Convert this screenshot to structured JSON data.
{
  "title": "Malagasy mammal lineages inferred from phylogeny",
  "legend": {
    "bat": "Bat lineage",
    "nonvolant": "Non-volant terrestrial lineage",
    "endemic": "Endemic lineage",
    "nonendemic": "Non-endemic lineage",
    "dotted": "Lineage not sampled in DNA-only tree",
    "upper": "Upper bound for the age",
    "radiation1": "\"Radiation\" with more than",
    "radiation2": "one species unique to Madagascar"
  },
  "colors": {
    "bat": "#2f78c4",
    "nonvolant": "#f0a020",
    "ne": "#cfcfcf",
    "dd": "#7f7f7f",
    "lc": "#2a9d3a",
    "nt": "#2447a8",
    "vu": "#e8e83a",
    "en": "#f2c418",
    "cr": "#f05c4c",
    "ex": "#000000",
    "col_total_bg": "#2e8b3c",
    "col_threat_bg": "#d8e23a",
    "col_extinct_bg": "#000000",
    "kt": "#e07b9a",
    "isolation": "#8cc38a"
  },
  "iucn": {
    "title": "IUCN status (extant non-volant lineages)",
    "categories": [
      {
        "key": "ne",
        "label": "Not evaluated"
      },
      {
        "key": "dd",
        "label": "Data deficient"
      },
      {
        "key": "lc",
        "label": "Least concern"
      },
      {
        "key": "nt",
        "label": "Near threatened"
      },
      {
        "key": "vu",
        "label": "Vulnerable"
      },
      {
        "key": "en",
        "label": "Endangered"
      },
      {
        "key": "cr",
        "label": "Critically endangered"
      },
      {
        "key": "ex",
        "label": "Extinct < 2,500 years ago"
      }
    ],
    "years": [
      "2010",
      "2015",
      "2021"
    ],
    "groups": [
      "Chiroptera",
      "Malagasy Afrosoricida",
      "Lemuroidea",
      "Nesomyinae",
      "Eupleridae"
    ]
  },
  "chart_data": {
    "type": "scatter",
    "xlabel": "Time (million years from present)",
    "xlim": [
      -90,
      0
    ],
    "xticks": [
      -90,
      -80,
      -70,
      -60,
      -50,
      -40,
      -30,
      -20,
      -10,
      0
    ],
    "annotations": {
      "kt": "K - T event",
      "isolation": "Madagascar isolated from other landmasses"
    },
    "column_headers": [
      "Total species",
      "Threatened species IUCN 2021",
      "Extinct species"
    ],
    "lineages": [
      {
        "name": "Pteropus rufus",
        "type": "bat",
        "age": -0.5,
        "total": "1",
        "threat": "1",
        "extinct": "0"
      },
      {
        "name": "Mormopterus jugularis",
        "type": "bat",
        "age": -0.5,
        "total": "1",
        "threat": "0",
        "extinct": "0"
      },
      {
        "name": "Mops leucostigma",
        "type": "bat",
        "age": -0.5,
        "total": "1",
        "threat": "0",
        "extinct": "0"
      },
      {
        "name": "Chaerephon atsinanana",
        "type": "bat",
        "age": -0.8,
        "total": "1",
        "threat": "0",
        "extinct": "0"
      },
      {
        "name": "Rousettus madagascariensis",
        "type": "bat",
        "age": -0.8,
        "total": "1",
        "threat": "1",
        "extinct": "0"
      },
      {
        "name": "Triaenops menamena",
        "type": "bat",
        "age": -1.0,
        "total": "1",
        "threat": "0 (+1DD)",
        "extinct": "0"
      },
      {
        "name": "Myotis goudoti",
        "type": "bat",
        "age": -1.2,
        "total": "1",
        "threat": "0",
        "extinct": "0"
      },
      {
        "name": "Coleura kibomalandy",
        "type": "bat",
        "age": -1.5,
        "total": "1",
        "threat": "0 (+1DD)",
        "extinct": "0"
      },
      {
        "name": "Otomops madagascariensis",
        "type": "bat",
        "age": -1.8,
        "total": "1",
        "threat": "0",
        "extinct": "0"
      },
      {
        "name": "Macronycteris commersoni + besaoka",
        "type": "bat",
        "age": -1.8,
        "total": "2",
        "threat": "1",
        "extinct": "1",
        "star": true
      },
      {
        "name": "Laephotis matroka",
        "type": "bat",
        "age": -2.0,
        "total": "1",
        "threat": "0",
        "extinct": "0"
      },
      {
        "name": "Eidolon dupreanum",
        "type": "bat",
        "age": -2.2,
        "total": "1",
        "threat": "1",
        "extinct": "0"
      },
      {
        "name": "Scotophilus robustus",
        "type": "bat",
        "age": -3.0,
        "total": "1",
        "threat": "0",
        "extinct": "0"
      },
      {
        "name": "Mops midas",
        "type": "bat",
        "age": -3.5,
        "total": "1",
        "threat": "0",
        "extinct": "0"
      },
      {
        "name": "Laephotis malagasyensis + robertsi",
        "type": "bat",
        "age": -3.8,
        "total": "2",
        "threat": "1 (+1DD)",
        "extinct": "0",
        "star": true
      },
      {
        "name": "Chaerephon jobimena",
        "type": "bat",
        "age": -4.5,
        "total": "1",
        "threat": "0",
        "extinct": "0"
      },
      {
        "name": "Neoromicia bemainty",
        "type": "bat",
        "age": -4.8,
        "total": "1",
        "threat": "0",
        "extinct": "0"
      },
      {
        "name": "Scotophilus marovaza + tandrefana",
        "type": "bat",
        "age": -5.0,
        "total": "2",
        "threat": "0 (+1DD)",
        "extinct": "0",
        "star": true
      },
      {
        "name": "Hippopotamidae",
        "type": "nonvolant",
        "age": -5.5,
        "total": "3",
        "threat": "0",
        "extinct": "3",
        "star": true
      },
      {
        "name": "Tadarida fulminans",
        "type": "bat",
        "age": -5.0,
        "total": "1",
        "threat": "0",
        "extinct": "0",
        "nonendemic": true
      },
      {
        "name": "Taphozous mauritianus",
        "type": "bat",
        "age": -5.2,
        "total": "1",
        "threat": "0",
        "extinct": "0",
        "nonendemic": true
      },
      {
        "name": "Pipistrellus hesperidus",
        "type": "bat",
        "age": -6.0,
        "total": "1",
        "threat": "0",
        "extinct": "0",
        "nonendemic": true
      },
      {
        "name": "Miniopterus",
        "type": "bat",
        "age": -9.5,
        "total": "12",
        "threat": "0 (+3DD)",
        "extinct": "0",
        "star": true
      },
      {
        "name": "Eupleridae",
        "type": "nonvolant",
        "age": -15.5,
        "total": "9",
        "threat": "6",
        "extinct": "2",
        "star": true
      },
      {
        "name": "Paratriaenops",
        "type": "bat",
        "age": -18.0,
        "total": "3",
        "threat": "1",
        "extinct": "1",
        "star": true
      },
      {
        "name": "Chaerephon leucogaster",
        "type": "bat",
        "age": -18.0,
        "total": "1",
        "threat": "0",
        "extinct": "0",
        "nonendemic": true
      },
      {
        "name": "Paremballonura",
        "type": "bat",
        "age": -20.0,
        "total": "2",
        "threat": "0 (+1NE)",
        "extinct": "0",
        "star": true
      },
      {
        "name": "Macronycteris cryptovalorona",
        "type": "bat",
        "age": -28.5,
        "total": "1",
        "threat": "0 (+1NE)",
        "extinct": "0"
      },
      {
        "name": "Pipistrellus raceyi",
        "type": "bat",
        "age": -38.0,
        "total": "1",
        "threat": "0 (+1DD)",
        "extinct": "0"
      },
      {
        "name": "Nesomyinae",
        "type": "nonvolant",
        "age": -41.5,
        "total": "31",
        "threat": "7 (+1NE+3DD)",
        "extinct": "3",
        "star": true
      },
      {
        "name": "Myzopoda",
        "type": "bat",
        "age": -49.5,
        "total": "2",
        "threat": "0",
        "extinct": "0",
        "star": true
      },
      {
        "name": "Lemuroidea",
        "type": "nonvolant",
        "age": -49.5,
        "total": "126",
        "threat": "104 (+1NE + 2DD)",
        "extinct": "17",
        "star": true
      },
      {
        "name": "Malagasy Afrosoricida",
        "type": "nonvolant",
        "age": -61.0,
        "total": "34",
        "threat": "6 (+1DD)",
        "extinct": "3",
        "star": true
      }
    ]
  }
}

--

» **Written problem**:
List each line holding the string "madagascariensis".

» **Answer in full**:
        "name": "Rousettus madagascariensis",
        "name": "Otomops madagascariensis",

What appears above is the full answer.